### PROMPT
Extract the passage from the forum discussion of NVIDIA's GF104 chip below, beginning at the words that contain "The GF104 is" and stopping after "be a first.".

### EXERCISE PASSAGE
• • •
Well, for one thing, there is still no full version of GF104, almost four months after launch. So that's worrying. Plus, so far NVIDIA has displayed a level of mastery of TSMC's 40nm process that is rather… underwhelming.

According to TechPowerUp, the GTX 460 only manages a ~27% increase in perf/W over the GTX 260-216. For comparison, the HD 5850 manages almost +79% over the HD 4830, and even more over other RV770-based SKUs. All those figures are for 1920×1200.

I guess it could be the architecture, but I think NVIDIA's physical implementation for 40nm plays a part at the very least. It's worth noting that RV770 wasn't very power-efficient, though, so that makes AMD's progress somewhat artificially more significant.

The GF104 is a mid-range and not a high end chip like the ones above (albeit admittedly heavily reduced to fit the 295 power envelope). 2*460@SLi managing to surpass a GTX480 albeit by a small margin, doesn't tell me personally that there's something wrong with GF104 but rather GF100 itself. If things wouldn't be like they are now we wouldn't even debate the possibility of taking two mid-range chips to hypothetically battle in the high end ground. Unless my memory betrays me any so far "GX2" consisted of high end chips.

Yep, I think that would be a first.

Who knows if TSMC wouldn't had canceled 32nm, NV might have considered a shrink for GF100 and then go with reduced version of the result for a GX2. Right now and under the constraints of 40G it's either a 104/GX2 or an additional new chip to sustain for them a reasonable presence for the high end segment for next few quarters. Or else something until 28nm in the 2nd half of 2011 (stars aligning and TSMC permitting) can kick in.

I think a new GPU would make more sense, maybe a scaled-up GF104 with 3GPCs…
 
According to TechPowerUp, the GTX 460 only manages a ~27% increase in perf/W over the GTX 260-216. For comparison, the HD 5850 manages almost +79% over the HD 4830, and even more over other RV770-based SKUs. All those figures are for 1920×1200.

I guess it could be the architecture, but I think NVIDIA's physical implementation for 40nm plays a part at the very least. It's worth noting that RV770 wasn't very power-efficient, though, so that makes AMD's progress somewhat artificially more significant.

Funny how you compare the 5850 to the 4830 for perf/w increase, but fail to mention how powerful the 4830 and 4770 were.

http://www.techpowerup.com/reviews/Powercolor/HD_4890_PCS/29.html
 
Uh? I chose the most power-efficient version of RV770 to further prove my point that Cypress managed a much greater increase in power-efficiency over RV770 than GF104 did over GT200b.

nvm,
Was just showing you made that claim invalid by saying that RV770 was not power efficient.

So
A: 4830 was the most perf/W efficient card (your statement A)
B: RV770 was not perf/W efficient (while numbers show otherwise) (your statement B).. that confused me.
 
nvm,
Was just showing you made that claim invalid by saying that RV770 was not power efficient.

So
A: 4830 was the most perf/W efficient card (your statement A)
B: RV770 was not perf/W efficient (while numbers show otherwise) (your statement B).. that confused me.

Yes, that was a bit hasty on my part. RV770 proved to be quite power-efficient in the HD 4830 and even 4850 (so roughly 90~125W), but less so in higher parts of the performance-power spectrum (HD 4870 and 4890, even though that was actually RV790). In contrast, GT200b was really at home around 150~200W and displayed very decent power-efficiency.
 
I think a new GPU would make more sense, maybe a scaled-up GF104 with 3GPCs…

Depends on how much time they really had. I doubt it'll be a scaled up 104, since I'd expect that if they use all "104 ideas" for the high end it'll most likely happen later on.

Well, for one thing, there is still no full version of GF104, almost four months after launch. So that's worrying.
And what would they do with all the GTX470 inventory? Breed on it? :LOL:

I guess it could be the architecture, but I think NVIDIA's physical implementation for 40nm plays a part at the very least.
Time is a major constraint as everyone knows with those things. However making once a mistake is dumb, while making the same twice is dumbest. The smaller GF10x variants appearing on A1 could indicate that things have gotten a lot better then they were at the start.
• • •
### SOURCE DATA
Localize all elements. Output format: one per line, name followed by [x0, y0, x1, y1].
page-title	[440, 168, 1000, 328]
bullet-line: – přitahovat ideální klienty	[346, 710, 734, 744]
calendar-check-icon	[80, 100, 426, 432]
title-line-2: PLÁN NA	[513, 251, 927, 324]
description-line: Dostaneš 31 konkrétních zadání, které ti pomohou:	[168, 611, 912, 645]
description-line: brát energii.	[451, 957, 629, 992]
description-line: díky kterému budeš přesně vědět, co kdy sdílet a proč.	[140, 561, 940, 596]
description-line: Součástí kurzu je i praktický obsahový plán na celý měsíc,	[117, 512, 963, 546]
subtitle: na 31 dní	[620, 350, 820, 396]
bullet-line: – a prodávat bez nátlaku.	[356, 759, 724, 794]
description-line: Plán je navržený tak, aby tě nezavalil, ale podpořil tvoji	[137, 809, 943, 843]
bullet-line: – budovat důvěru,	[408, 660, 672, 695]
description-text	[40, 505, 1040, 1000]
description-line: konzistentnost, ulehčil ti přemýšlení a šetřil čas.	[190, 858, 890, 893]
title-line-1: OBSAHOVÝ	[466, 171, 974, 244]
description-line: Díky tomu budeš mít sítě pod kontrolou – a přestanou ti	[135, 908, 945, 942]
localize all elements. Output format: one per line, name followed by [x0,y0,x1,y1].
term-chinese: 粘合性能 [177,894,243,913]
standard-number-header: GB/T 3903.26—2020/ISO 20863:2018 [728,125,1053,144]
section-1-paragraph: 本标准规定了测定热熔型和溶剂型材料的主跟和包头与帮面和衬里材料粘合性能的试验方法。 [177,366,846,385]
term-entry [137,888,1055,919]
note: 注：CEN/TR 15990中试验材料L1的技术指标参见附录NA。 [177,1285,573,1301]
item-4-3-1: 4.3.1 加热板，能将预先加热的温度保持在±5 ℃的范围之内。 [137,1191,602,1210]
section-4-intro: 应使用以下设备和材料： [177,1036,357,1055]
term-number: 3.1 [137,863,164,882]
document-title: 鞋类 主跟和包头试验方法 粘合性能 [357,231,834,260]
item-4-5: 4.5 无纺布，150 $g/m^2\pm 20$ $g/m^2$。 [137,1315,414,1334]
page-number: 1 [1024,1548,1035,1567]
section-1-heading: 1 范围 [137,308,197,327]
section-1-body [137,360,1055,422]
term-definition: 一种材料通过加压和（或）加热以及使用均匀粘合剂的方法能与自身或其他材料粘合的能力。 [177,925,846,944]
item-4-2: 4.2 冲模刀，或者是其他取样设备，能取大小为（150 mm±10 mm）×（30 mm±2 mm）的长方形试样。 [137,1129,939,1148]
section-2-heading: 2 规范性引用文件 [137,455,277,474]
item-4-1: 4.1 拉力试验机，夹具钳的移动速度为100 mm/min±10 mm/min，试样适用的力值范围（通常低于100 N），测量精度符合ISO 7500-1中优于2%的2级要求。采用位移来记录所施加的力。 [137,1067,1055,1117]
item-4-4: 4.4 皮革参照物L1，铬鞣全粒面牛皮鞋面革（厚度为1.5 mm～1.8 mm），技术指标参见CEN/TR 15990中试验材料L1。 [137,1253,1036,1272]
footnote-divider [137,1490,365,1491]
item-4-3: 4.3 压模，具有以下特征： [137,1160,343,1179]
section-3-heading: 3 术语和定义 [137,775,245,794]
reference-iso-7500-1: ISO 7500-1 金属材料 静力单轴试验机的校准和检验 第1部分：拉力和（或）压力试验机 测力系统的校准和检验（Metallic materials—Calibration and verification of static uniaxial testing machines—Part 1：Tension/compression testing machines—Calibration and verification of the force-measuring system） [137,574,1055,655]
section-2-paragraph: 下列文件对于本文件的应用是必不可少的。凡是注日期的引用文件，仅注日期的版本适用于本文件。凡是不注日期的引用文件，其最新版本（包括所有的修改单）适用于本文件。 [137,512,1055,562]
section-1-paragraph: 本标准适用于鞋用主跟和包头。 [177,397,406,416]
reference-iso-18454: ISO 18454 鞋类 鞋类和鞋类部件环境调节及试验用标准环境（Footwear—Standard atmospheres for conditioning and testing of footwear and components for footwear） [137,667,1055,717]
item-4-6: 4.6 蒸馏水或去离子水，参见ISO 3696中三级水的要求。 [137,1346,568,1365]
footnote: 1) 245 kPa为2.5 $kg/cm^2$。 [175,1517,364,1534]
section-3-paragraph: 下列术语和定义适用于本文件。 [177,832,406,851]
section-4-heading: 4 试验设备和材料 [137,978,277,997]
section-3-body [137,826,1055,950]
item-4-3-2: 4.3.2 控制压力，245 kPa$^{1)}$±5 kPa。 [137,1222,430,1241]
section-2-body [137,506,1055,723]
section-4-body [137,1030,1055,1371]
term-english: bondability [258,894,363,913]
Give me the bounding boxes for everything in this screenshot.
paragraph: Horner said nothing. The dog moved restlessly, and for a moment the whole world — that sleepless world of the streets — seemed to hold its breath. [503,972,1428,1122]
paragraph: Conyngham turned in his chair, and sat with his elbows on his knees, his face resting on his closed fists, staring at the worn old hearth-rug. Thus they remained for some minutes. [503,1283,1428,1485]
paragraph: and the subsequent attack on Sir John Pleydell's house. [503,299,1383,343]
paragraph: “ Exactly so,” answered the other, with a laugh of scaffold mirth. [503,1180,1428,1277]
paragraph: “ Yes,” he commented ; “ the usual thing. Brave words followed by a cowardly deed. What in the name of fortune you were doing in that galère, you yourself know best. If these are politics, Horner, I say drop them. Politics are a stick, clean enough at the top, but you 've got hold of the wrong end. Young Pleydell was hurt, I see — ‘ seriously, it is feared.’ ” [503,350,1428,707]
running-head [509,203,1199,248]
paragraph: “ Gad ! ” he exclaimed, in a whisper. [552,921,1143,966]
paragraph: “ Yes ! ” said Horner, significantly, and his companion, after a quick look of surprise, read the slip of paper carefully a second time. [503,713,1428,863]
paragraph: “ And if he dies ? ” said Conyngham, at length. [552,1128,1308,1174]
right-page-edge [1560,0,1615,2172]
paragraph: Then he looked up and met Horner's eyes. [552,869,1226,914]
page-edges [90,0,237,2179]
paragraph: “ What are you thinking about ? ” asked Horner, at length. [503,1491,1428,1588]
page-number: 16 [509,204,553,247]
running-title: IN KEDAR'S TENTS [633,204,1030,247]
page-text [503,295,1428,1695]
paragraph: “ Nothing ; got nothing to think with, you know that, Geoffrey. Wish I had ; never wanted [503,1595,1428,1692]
• • •
### EXERCISE OUTPUT
The GF104 is a mid-range and not a high end chip like the ones above (albeit admittedly heavily reduced to fit the 295 power envelope). 2*460@SLi managing to surpass a GTX480 albeit by a small margin, doesn't tell me personally that there's something wrong with GF104 but rather GF100 itself. If things wouldn't be like they are now we wouldn't even debate the possibility of taking two mid-range chips to hypothetically battle in the high end ground. Unless my memory betrays me any so far "GX2" consisted of high end chips.

Yep, I think that would be a first.